## [WORK TO COMPLETE]
Count lines, not occurrences: give the number of lines holding the word "that", and nothing besides.

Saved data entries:
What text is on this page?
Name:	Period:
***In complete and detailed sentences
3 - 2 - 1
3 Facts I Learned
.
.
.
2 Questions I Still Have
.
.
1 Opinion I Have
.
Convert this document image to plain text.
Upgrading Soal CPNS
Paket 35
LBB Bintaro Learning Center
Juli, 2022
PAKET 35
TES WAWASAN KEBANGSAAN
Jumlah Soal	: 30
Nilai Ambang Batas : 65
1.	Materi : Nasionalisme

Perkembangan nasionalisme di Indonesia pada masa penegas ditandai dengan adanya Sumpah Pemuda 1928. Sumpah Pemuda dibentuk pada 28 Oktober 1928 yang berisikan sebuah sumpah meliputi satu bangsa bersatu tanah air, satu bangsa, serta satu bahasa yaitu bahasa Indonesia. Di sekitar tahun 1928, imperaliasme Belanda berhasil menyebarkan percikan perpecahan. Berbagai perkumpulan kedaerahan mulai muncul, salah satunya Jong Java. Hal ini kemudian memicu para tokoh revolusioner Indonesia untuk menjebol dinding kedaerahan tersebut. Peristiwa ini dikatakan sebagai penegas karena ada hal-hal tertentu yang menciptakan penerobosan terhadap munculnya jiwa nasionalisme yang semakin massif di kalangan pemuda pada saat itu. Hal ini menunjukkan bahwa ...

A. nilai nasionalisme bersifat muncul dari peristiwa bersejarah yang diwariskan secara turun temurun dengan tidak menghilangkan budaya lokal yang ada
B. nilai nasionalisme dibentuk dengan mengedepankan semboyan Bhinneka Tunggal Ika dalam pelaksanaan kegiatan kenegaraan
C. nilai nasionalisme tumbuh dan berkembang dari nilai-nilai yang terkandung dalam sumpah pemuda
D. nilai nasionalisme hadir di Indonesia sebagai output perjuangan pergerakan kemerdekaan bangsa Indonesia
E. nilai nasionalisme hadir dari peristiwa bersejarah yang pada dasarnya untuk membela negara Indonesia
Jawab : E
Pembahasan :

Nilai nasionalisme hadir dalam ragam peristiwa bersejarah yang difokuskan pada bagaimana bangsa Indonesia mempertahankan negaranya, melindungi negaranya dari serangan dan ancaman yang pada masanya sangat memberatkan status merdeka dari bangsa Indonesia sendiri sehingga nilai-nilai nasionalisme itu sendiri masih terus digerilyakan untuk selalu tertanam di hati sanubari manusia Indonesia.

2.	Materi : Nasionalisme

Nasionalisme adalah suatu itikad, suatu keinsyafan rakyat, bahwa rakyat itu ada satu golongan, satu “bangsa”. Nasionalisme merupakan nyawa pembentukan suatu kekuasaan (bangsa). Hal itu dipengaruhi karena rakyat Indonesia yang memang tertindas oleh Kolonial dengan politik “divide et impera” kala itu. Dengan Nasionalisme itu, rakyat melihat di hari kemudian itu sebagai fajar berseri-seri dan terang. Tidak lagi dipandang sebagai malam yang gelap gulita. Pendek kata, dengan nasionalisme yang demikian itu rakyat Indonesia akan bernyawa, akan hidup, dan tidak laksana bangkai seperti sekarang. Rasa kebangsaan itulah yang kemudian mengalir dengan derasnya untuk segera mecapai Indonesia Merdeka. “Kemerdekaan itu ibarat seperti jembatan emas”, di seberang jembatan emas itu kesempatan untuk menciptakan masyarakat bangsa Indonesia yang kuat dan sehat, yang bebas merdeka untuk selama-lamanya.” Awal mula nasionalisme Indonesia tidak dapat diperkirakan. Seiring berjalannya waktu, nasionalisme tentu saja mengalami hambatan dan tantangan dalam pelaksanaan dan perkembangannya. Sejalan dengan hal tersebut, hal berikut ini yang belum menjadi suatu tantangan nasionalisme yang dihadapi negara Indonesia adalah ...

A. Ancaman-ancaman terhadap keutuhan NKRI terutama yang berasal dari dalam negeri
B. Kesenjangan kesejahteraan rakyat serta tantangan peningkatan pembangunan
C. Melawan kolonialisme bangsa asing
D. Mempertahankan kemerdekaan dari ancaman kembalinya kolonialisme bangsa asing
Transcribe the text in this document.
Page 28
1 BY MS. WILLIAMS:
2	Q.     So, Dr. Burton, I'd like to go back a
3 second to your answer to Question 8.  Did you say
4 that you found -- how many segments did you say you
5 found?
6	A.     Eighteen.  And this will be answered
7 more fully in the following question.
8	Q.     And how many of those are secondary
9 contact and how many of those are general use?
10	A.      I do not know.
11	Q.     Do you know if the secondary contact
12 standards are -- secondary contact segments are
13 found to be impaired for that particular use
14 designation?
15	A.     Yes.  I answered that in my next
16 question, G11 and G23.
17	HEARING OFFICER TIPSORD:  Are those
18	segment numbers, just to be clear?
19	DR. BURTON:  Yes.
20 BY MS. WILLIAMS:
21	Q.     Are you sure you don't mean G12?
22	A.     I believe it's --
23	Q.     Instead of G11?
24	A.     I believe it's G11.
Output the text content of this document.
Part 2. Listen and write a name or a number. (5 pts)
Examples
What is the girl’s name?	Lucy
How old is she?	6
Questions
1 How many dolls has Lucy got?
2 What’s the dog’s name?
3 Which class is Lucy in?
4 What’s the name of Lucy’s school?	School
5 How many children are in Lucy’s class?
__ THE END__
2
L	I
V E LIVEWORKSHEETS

## [FULL SOLUTION]
3